• [Required actions]:
(1) Answer each question from the Instant Pot baked beans recipe below.
(a) For how long, and at what pressure setting, are the beans pressure cooked?
(b) What are the main culprits for rock hard beans?
(c) Which beans are named as substitutes for navy beans?
(2) Write the next part of the Instant Pot baked beans recipe below, beginning after its final sentence.

• [Document passage]:
##############################

These Instant Pot “Baked” Beans are smoky, thick, tangy and sweet. Perfect as an easy side dish for any meal, and easy to make vegetarian if you prefer!
This is one of my Instant Pot recipes I know you’ll want to keep on hand!
Ever since I shared these Easy Baked Beans, I’ve had my eye on developing a from scratch version.
Add that to the fact that I’ve received numerous requests for an Instant Pot baked bean recipe… and this beautiful recipe was born!
These beans start with dried navy beans and are so packed full of smoky/sweet flavors! Every mouthful is a treat for your tastebuds.
Making them in the Instant Pot is genius since you don’t have to heat up your whole house by having the oven on, or if you do have it on already, it frees oven space up for other delicious recipes, like Corn Pudding, or Mac and Cheese!
Plus, since they’re cooked in a pressure cooker, these beans have a great texture, and are ready in about an hour or so (not including the time it takes the pot to come to pressure – that varies from person to person). One hour of nearly hands off time… what could be better?!
How to make baked beans in the Instant Pot?
This is just an overview; the full ingredients and directions are in the recipe card toward the bottom of this post.
- Soak beans.
- Cook bacon/onion. Right in the Instant Pot on saute mode. Add garlic the last minute or so.
- Deglaze the pot. Add the water and scrape up in any browned bits.
- Add all ingredients. Stir well to combine.
- Pressure Cook. 30 minutes on high pressure.
- NPR. Let the pressure release naturally for 15 minutes, then release any remaining pressure.
- Saute to cook down. Cooking the beans on saute mode will allow the liquid to cook down, into a consistency you like.
Some beans just won’t soften up; so if after cooking, some are just hard and won’t get nice and soft, don’t panic. It’s not your fault, and it’s actually a common issue with dried beans. The main culprits for rock hard beans are the age of the dried beans and improper storage. So for best results, use beans that are recently purchased, and be sure to check the sell by dates on the package before buying. I also like to take my bags of dried beans and add them to airtight food storage containers to make sure they’re kept fresh.
Variations of this recipe
- Different beans – navy beans are the traditional type of beans used in this kind of recipe, but pinto or Great northern would be a great substitute.
- Canned beans – if you are pressed for time, or only have canned beans, you can use those in this recipe if you prefer. Please see the “Chef Tips” section for all the details.

##############################

• [Data provided]:

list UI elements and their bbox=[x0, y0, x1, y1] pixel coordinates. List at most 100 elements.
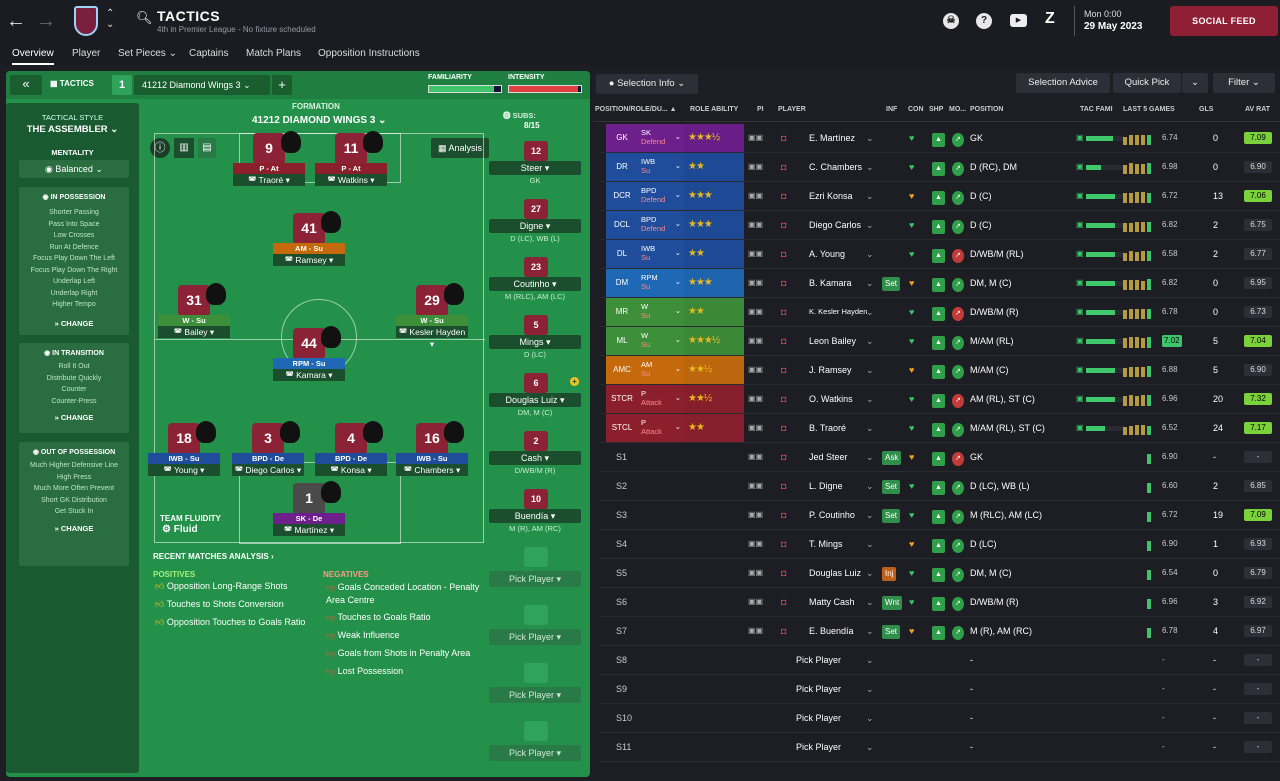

##############################

• [Results for the exercise]:
(1)
(a) 30 minutes on high pressure.
(b) The age of the dried beans and improper storage.
(c) Pinto or Great northern beans.

(2)
- Add-ins – some of my favorite things to add in (aside from the ones in the recipe), are a bell pepper, poblano pepper, jalapeno pepper, extra bacon for the topping, and sliced up summer or andouille sausage.
- Vegetarian – even though we love adding the smoky bacon in these beans, if you’re a vegetarian, or cooking for someone who is, feel free to leave out the bacon.
- Other cooking methods – if you don’t have an Instant Pot, this recipe can be made using a slow cooker instead. Please see the “Chef Tips” section for all the details.
During testing, I found that we enjoyed the texture more when the dried beans were soaked overnight then cooked according to the recipe. However, there is a way to cook these beans without soaking first. I have those instructions detailed down in the “Chef Tips” section below the recipe.
The traditional type of beans that are used are navy beans, but pinto or Great northern beans could be used as well. The good news is, dried beans are very inexpensive and easy to find!
Not specifically, no. From what I can gather, Boston baked beans are made from navy beans, salt pork, onions, and a sweet molasses-based sauce. This recipe shares a lot of the same flavor profiles, but not all of them.
Making baked beans ahead of time
As written, this recipe is naturally made ahead, since you soak the dried beans overnight. However, you can make them completely ahead of time.
Just cool them completely after cooking, then place in an airtight container in the refrigerator.
The next day, add them either back to your Instant Pot or to a saucepan on the stove, and stir in a splash of water or chicken broth. The little bit of extra liquid keeps your beans from being dried out.
Heat them low and slow until hot throughout.
Leftover baked beans should be refrigerated in an airtight container and eaten within 3-5 days.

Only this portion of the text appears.